--- Start of TASK INPUTS ---
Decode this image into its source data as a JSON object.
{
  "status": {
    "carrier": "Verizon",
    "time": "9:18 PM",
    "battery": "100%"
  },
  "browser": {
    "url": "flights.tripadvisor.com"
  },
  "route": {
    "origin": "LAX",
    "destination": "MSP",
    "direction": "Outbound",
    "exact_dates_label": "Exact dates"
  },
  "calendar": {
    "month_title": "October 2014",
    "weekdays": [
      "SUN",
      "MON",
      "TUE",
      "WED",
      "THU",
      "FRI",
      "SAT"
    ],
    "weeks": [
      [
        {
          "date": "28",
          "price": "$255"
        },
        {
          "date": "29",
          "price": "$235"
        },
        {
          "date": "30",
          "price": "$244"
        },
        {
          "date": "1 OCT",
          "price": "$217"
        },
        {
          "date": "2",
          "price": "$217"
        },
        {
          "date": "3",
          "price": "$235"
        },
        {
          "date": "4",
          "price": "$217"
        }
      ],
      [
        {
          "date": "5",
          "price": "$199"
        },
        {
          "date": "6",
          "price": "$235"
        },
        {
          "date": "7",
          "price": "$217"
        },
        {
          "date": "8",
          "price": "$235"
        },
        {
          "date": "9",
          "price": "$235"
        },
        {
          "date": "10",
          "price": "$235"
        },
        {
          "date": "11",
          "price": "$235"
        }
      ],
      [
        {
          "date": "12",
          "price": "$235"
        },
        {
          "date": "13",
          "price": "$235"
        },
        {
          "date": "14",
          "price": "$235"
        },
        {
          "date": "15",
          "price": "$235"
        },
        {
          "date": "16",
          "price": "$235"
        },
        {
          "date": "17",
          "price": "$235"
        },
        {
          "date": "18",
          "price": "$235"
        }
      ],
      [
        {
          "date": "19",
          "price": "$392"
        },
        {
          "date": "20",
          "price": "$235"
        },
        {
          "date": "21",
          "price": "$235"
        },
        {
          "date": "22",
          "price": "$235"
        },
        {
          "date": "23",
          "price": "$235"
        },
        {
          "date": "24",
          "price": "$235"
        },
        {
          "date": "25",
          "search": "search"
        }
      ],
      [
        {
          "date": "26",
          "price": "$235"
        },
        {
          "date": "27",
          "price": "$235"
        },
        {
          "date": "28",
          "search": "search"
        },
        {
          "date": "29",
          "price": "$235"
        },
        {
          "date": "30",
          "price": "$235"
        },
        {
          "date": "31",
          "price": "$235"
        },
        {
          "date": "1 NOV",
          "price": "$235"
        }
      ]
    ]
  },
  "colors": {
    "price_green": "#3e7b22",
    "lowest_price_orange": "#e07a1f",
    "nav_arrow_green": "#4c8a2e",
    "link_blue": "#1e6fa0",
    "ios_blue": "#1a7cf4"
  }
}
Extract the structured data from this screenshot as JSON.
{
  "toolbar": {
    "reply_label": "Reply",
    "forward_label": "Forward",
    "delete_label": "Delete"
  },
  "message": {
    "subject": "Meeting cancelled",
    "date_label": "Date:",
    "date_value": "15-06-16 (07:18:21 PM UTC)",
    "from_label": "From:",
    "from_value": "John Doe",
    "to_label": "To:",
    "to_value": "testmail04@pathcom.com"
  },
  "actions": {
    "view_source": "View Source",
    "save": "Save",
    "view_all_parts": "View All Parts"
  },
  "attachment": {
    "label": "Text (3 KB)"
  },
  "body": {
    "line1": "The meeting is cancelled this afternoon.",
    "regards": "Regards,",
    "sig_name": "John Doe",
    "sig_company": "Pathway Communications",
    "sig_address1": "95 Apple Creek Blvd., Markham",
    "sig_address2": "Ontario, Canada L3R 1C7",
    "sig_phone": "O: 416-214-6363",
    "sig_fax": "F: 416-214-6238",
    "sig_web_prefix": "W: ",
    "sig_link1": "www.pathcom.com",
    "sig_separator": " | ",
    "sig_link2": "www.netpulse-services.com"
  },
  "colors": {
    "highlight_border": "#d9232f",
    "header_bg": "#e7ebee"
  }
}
--- End of TASK INPUTS ---
**SHORT EXERCISE**
Copy all the records above precisely.

**WRITTEN RESPONSE**
Decode this image into its source data as a JSON object.
{
  "status": {
    "carrier": "Verizon",
    "time": "9:18 PM",
    "battery": "100%"
  },
  "browser": {
    "url": "flights.tripadvisor.com"
  },
  "route": {
    "origin": "LAX",
    "destination": "MSP",
    "direction": "Outbound",
    "exact_dates_label": "Exact dates"
  },
  "calendar": {
    "month_title": "October 2014",
    "weekdays": [
      "SUN",
      "MON",
      "TUE",
      "WED",
      "THU",
      "FRI",
      "SAT"
    ],
    "weeks": [
      [
        {
          "date": "28",
          "price": "$255"
        },
        {
          "date": "29",
          "price": "$235"
        },
        {
          "date": "30",
          "price": "$244"
        },
        {
          "date": "1 OCT",
          "price": "$217"
        },
        {
          "date": "2",
          "price": "$217"
        },
        {
          "date": "3",
          "price": "$235"
        },
        {
          "date": "4",
          "price": "$217"
        }
      ],
      [
        {
          "date": "5",
          "price": "$199"
        },
        {
          "date": "6",
          "price": "$235"
        },
        {
          "date": "7",
          "price": "$217"
        },
        {
          "date": "8",
          "price": "$235"
        },
        {
          "date": "9",
          "price": "$235"
        },
        {
          "date": "10",
          "price": "$235"
        },
        {
          "date": "11",
          "price": "$235"
        }
      ],
      [
        {
          "date": "12",
          "price": "$235"
        },
        {
          "date": "13",
          "price": "$235"
        },
        {
          "date": "14",
          "price": "$235"
        },
        {
          "date": "15",
          "price": "$235"
        },
        {
          "date": "16",
          "price": "$235"
        },
        {
          "date": "17",
          "price": "$235"
        },
        {
          "date": "18",
          "price": "$235"
        }
      ],
      [
        {
          "date": "19",
          "price": "$392"
        },
        {
          "date": "20",
          "price": "$235"
        },
        {
          "date": "21",
          "price": "$235"
        },
        {
          "date": "22",
          "price": "$235"
        },
        {
          "date": "23",
          "price": "$235"
        },
        {
          "date": "24",
          "price": "$235"
        },
        {
          "date": "25",
          "search": "search"
        }
      ],
      [
        {
          "date": "26",
          "price": "$235"
        },
        {
          "date": "27",
          "price": "$235"
        },
        {
          "date": "28",
          "search": "search"
        },
        {
          "date": "29",
          "price": "$235"
        },
        {
          "date": "30",
          "price": "$235"
        },
        {
          "date": "31",
          "price": "$235"
        },
        {
          "date": "1 NOV",
          "price": "$235"
        }
      ]
    ]
  },
  "colors": {
    "price_green": "#3e7b22",
    "lowest_price_orange": "#e07a1f",
    "nav_arrow_green": "#4c8a2e",
    "link_blue": "#1e6fa0",
    "ios_blue": "#1a7cf4"
  }
}
Extract the structured data from this screenshot as JSON.
{
  "toolbar": {
    "reply_label": "Reply",
    "forward_label": "Forward",
    "delete_label": "Delete"
  },
  "message": {
    "subject": "Meeting cancelled",
    "date_label": "Date:",
    "date_value": "15-06-16 (07:18:21 PM UTC)",
    "from_label": "From:",
    "from_value": "John Doe",
    "to_label": "To:",
    "to_value": "testmail04@pathcom.com"
  },
  "actions": {
    "view_source": "View Source",
    "save": "Save",
    "view_all_parts": "View All Parts"
  },
  "attachment": {
    "label": "Text (3 KB)"
  },
  "body": {
    "line1": "The meeting is cancelled this afternoon.",
    "regards": "Regards,",
    "sig_name": "John Doe",
    "sig_company": "Pathway Communications",
    "sig_address1": "95 Apple Creek Blvd., Markham",
    "sig_address2": "Ontario, Canada L3R 1C7",
    "sig_phone": "O: 416-214-6363",
    "sig_fax": "F: 416-214-6238",
    "sig_web_prefix": "W: ",
    "sig_link1": "www.pathcom.com",
    "sig_separator": " | ",
    "sig_link2": "www.netpulse-services.com"
  },
  "colors": {
    "highlight_border": "#d9232f",
    "header_bg": "#e7ebee"
  }
}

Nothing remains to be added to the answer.